Task objective —
State the number of lines in these records holding "SetIcap". Say nothing more.

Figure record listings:
— start —

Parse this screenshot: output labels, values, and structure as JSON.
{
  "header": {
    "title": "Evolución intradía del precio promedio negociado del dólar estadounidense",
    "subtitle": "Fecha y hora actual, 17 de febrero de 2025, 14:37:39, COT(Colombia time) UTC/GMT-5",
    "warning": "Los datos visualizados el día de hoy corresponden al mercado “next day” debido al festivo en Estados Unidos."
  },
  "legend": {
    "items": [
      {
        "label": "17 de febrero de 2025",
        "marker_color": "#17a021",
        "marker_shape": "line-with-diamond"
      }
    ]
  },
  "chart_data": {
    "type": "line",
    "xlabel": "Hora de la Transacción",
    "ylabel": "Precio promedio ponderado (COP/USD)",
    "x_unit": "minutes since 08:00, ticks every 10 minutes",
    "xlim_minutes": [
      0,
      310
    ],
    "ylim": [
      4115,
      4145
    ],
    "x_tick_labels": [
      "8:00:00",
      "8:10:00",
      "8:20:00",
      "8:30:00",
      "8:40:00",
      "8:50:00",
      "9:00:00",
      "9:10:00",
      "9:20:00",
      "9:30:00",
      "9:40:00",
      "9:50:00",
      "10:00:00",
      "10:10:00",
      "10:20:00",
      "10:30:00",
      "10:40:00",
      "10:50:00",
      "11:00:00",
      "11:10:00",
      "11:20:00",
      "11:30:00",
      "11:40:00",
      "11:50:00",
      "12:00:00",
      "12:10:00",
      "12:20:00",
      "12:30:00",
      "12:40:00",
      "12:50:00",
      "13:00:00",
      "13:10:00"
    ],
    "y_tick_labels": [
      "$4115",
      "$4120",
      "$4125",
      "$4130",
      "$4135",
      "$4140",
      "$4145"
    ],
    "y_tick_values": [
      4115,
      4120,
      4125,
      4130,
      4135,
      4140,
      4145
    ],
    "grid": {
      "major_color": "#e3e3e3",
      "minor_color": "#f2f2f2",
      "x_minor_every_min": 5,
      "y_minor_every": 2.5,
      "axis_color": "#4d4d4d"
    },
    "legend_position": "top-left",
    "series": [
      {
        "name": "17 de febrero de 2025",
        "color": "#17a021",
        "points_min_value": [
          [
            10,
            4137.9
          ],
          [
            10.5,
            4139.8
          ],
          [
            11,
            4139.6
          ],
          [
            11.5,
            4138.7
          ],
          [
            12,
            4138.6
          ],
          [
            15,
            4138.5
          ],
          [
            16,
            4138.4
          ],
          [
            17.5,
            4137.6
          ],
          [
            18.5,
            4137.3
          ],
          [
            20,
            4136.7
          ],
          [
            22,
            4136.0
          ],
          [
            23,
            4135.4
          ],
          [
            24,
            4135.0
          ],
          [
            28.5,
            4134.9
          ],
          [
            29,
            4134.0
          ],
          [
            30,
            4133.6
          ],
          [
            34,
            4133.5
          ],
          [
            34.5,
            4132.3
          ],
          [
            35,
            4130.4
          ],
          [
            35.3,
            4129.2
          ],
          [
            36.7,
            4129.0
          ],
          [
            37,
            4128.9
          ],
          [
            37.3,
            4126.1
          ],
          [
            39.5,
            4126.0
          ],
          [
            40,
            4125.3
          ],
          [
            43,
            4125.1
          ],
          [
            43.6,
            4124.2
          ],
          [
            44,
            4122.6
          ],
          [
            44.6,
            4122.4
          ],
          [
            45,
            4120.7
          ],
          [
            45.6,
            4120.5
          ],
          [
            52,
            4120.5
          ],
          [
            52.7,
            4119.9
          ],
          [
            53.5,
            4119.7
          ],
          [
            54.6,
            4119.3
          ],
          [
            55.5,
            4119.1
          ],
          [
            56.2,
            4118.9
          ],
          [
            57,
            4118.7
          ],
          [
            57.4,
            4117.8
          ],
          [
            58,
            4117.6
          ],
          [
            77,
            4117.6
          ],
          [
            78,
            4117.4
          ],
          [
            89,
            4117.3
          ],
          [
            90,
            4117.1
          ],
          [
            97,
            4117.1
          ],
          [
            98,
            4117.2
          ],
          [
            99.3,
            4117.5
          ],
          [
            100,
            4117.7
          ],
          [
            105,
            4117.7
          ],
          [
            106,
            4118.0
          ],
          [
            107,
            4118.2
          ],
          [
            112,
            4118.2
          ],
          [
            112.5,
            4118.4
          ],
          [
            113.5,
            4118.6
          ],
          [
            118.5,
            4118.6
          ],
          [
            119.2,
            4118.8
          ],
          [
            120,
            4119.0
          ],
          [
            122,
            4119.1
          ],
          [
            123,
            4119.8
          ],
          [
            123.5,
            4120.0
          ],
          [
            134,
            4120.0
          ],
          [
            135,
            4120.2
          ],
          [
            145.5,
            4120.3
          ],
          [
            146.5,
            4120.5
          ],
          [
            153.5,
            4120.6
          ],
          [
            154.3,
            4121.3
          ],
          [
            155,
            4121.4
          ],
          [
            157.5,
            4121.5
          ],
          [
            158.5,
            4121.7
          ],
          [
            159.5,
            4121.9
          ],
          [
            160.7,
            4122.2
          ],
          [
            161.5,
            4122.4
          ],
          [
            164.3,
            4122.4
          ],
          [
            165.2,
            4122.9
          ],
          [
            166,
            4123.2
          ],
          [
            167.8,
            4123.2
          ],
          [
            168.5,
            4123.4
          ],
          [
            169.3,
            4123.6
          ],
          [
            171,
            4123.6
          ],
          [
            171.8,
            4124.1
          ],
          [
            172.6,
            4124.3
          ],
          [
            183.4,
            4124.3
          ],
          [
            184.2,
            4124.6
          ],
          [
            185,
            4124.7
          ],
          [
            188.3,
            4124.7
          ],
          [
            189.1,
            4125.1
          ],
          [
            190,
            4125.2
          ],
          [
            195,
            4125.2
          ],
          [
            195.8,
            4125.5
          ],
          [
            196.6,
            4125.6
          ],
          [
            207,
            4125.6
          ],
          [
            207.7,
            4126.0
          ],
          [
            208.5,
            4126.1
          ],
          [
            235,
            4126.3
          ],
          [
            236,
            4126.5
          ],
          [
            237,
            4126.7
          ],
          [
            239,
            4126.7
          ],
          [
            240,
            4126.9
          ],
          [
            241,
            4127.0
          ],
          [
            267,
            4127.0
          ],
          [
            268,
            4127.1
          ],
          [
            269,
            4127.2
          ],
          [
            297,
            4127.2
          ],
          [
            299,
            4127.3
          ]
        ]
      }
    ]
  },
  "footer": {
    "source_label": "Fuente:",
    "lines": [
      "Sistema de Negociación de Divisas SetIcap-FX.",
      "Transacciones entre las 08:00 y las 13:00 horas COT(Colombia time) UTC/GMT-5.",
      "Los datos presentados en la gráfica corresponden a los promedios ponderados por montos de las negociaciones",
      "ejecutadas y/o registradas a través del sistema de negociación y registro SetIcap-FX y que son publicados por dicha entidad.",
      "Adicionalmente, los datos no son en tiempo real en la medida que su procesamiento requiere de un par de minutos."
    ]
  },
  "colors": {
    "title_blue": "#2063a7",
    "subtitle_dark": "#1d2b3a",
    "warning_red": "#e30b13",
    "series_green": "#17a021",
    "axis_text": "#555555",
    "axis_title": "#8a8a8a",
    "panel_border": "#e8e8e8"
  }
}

— end —

Correct result —
2